LISTED RECORDS:
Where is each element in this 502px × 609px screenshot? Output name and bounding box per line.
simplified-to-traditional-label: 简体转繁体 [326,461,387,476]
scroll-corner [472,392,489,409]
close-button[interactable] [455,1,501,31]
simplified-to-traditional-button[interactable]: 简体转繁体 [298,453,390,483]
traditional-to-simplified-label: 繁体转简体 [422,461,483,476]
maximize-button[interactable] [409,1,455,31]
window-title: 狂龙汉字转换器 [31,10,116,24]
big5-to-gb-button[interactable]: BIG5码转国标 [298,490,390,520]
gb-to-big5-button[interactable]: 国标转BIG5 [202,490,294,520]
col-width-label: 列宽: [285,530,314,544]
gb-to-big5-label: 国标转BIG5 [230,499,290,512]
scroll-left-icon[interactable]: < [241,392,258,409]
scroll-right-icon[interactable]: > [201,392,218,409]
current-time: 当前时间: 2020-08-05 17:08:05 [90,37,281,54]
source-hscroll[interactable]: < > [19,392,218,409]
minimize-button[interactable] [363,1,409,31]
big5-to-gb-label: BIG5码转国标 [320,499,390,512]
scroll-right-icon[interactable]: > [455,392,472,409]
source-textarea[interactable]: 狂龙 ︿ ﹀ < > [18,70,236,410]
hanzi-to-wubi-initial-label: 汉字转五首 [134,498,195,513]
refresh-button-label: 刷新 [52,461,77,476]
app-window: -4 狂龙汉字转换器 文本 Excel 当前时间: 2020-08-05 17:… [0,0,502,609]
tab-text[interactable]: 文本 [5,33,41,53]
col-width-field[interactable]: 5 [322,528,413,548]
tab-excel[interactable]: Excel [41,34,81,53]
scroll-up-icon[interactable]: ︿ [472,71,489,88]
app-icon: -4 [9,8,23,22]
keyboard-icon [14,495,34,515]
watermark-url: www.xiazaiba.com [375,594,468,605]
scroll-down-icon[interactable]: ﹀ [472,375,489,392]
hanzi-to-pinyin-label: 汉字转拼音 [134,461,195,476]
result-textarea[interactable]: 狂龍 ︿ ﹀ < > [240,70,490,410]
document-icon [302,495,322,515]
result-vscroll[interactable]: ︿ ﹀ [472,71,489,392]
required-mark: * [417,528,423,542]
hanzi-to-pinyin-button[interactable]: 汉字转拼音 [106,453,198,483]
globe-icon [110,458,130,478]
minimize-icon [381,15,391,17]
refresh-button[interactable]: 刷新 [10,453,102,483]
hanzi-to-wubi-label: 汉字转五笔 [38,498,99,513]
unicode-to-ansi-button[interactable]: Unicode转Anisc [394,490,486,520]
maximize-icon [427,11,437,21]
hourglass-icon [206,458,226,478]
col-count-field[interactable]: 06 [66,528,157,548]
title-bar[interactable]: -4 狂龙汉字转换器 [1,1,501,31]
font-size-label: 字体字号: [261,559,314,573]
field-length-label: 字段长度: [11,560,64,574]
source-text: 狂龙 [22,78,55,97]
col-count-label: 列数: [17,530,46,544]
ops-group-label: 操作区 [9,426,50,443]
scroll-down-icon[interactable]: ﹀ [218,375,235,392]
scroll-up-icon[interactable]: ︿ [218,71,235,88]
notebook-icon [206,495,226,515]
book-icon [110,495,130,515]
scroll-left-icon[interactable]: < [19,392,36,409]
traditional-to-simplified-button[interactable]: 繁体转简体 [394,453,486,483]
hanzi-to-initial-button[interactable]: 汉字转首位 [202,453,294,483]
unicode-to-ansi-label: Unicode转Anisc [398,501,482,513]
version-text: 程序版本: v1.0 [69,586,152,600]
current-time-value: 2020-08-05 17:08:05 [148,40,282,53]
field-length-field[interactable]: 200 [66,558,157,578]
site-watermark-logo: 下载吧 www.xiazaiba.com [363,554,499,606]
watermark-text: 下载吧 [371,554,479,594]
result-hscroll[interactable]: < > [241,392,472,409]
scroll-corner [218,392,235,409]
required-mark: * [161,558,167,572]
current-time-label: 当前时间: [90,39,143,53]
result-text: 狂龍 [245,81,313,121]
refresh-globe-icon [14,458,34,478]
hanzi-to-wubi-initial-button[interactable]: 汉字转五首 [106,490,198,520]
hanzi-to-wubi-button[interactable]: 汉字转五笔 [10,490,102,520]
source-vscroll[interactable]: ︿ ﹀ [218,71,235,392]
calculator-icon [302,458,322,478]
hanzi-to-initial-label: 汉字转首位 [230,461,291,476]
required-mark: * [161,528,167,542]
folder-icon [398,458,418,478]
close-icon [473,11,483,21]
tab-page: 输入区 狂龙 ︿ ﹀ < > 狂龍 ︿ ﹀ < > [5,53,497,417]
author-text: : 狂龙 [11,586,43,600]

--

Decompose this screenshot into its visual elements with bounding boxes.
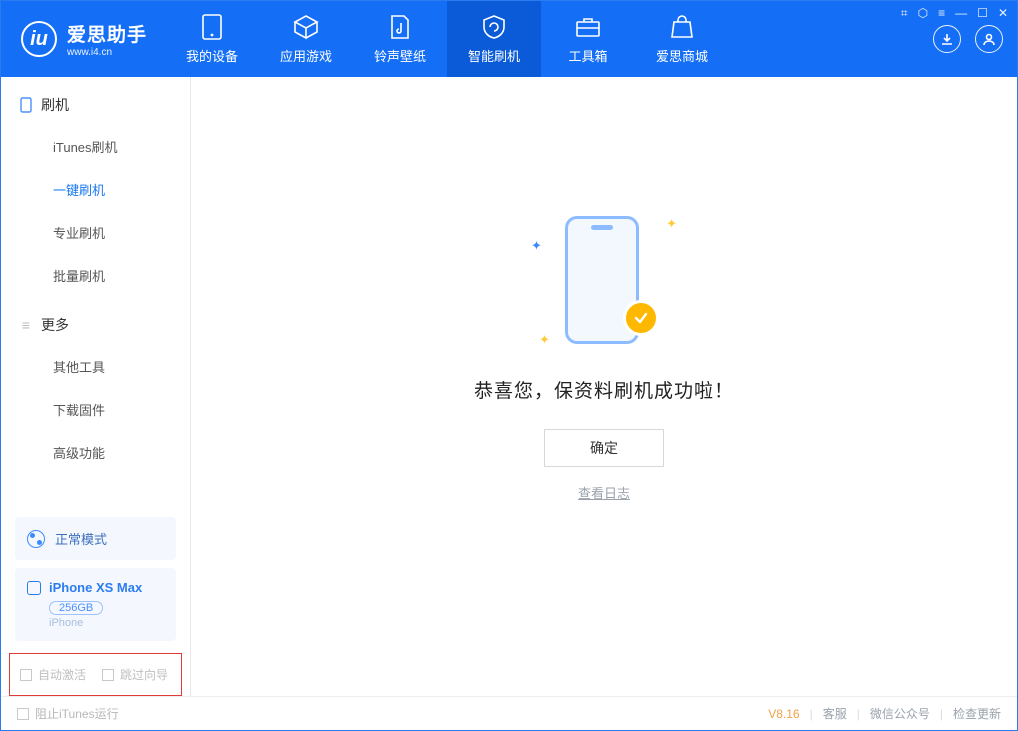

---

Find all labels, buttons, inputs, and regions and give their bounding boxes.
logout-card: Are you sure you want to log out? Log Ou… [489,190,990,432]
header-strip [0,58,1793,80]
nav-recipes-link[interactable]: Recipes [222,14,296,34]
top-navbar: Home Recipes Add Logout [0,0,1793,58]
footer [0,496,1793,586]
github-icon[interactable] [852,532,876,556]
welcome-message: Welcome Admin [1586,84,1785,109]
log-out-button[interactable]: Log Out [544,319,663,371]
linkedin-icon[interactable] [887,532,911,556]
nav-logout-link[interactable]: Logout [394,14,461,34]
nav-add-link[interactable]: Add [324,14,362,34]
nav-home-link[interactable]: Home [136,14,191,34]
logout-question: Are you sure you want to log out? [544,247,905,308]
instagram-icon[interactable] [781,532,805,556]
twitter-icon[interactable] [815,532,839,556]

AIM OF THE TASK: Please put the lines from the one containing "Find all labels, buttons, inputs, and" through the one containing "twitter-icon[interactable] [815,532,839,556]", inclusive, into a Markdown table with the columns Row and Line. Number each row and leave out blank lines.

SOLUTION:
| Row | Line |
|---|---|
| 1 | Find all labels, buttons, inputs, and regions and give their bounding boxes. |
| 2 | logout-card: Are you sure you want to log out? Log Ou… [489,190,990,432] |
| 3 | header-strip [0,58,1793,80] |
| 4 | nav-recipes-link[interactable]: Recipes [222,14,296,34] |
| 5 | top-navbar: Home Recipes Add Logout [0,0,1793,58] |
| 6 | footer [0,496,1793,586] |
| 7 | github-icon[interactable] [852,532,876,556] |
| 8 | welcome-message: Welcome Admin [1586,84,1785,109] |
| 9 | log-out-button[interactable]: Log Out [544,319,663,371] |
| 10 | linkedin-icon[interactable] [887,532,911,556] |
| 11 | nav-logout-link[interactable]: Logout [394,14,461,34] |
| 12 | nav-add-link[interactable]: Add [324,14,362,34] |
| 13 | nav-home-link[interactable]: Home [136,14,191,34] |
| 14 | logout-question: Are you sure you want to log out? [544,247,905,308] |
| 15 | instagram-icon[interactable] [781,532,805,556] |
| 16 | twitter-icon[interactable] [815,532,839,556] |